* _TEXT FOR ANALYSIS_:
******************************
Dear Commons Community,
In a new paper, Gregory Paul, an independent paleontologist, argues that Tyrannosaurus rex is not one but three species. The premise, put forth in his paper highlights an assortment of tensions in dinosaur paleontology, including how subjective the naming of species can be. As reported by The New York Times.
“Tyrannosaurus rex is the most iconic dinosaur. Its skeletons hold pride of place in museums around the world, and sell for millions of dollars at auction — and a bounty of relatively complete specimens have made it the most thoroughly studied dinosaur in the world.
But in a new paper published yesterday in Evolutionary Biology, three researchers argue that the animal we currently call Tyrannosaurus rex should actually be split into three separate species, with T. rex being joined by two cousins they name Tyrannosaurus imperator, or the emperor, and Tyrannosaurus regina, the queen.
“This paper is likely to rock the paleo community, and the public that is so used to good old T. rex,” said Gregory Paul, an independent paleontologist and paleoartist and author on the paper.
Tyrannosaur experts largely disagree. Thomas Carr, a paleontologist at Carthage College in Kenosha, Wis., calls the evidence for multiple species “vanishingly weak.” Another paleontologist removed himself as an author of the paper before it moved to publication. And curators at museums with Tyrannosaurus specimens that would be affected by these reclassifications say they aren’t going to rename anything based on the proposal.
But even if children’s imaginations never end up filled with the sharp teeth and tiny arms of three types of Tyrannosaurus, the premise put forward by Mr. Paul and his colleagues highlights an assortment of tensions in dinosaur paleontology. One is that naming dinosaur species is a subjective process, and each new species description is more of an argument than a declaration. Some researchers think that the idea of multiple Tyrannosaurus species has merit but say that splitting apart a species as famous and well-studied as Tyrannosaurus rex requires a high standard of evidence.
Whether Mr. Paul is ultimately proved right, he wouldn’t be the first researcher unaffiliated with formal institutions to shake up a consensus in the field — or the first to potentially “bite off more than he can chew.”
******************************
* _DATASET RECORDS_:

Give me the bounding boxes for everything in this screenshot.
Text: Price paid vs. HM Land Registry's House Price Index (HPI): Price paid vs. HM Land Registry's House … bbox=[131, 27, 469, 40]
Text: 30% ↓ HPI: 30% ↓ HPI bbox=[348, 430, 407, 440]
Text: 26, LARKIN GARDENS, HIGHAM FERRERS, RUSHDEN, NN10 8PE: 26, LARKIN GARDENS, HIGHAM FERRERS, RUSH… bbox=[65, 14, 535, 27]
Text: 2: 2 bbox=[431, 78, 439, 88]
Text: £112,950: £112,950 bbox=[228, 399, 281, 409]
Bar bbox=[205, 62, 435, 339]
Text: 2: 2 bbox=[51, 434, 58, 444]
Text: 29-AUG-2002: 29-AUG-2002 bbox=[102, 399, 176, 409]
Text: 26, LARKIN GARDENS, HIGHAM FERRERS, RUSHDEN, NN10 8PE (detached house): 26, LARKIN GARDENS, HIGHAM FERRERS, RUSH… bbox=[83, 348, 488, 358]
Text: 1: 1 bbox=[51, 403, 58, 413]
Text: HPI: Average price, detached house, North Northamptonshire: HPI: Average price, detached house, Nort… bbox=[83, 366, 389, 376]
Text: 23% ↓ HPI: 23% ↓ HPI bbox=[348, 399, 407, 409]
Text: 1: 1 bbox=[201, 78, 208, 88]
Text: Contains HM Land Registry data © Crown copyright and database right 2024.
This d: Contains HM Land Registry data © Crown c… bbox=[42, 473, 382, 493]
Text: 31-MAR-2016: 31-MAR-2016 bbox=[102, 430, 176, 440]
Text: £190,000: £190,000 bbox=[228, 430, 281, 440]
******************************
* _TASK BRIEF_: From the Tyrannosaurus species text above the rows, reproduce verbatim everything from "But in a new" down to "regina, the queen.".

* _ANSWER SPACE_:
But in a new paper published yesterday in Evolutionary Biology, three researchers argue that the animal we currently call Tyrannosaurus rex should actually be split into three separate species, with T. rex being joined by two cousins they name Tyrannosaurus imperator, or the emperor, and Tyrannosaurus regina, the queen.